SUPPLIED INFORMATION:
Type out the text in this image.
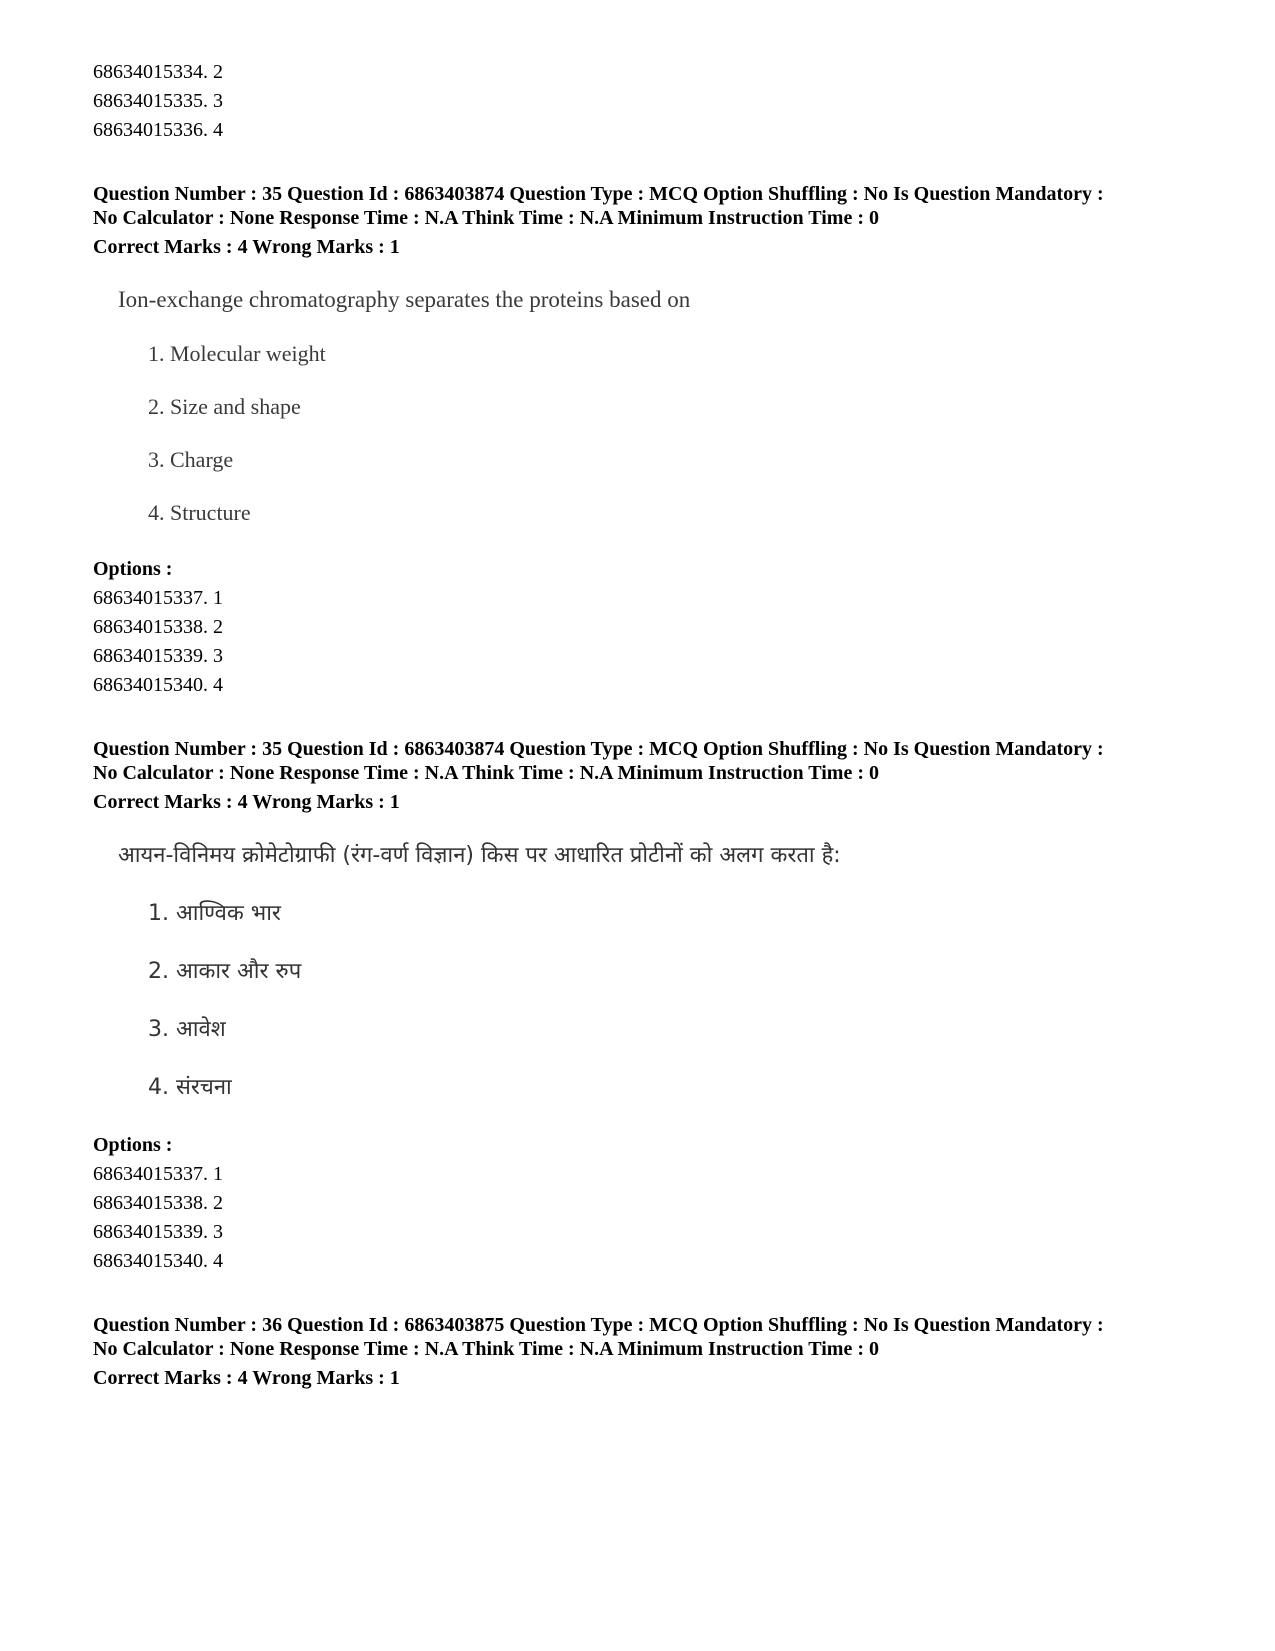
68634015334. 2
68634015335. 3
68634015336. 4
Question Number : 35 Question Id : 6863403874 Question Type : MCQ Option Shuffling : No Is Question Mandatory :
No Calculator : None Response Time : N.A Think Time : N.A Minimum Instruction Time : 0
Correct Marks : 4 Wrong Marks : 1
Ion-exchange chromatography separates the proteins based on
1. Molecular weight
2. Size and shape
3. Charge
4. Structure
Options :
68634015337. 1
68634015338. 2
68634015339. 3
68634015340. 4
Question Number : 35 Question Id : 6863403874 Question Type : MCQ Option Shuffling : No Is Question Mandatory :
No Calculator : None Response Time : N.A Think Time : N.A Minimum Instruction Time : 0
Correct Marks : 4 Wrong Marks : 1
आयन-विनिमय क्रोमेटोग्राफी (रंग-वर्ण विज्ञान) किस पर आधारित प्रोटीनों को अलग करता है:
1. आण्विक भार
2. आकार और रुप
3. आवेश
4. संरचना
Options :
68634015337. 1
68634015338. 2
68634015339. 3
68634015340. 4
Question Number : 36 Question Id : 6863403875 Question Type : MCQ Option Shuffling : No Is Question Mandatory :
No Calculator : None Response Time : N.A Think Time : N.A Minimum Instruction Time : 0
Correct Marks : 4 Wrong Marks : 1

WHAT YOU WILL DO:
Apart from the pictures, write every entry out again exactly.

RESULT FOR THIS TASK:
Type out the text in this image.
68634015334. 2
68634015335. 3
68634015336. 4
Question Number : 35 Question Id : 6863403874 Question Type : MCQ Option Shuffling : No Is Question Mandatory :
No Calculator : None Response Time : N.A Think Time : N.A Minimum Instruction Time : 0
Correct Marks : 4 Wrong Marks : 1
Ion-exchange chromatography separates the proteins based on
1. Molecular weight
2. Size and shape
3. Charge
4. Structure
Options :
68634015337. 1
68634015338. 2
68634015339. 3
68634015340. 4
Question Number : 35 Question Id : 6863403874 Question Type : MCQ Option Shuffling : No Is Question Mandatory :
No Calculator : None Response Time : N.A Think Time : N.A Minimum Instruction Time : 0
Correct Marks : 4 Wrong Marks : 1
आयन-विनिमय क्रोमेटोग्राफी (रंग-वर्ण विज्ञान) किस पर आधारित प्रोटीनों को अलग करता है:
1. आण्विक भार
2. आकार और रुप
3. आवेश
4. संरचना
Options :
68634015337. 1
68634015338. 2
68634015339. 3
68634015340. 4
Question Number : 36 Question Id : 6863403875 Question Type : MCQ Option Shuffling : No Is Question Mandatory :
No Calculator : None Response Time : N.A Think Time : N.A Minimum Instruction Time : 0
Correct Marks : 4 Wrong Marks : 1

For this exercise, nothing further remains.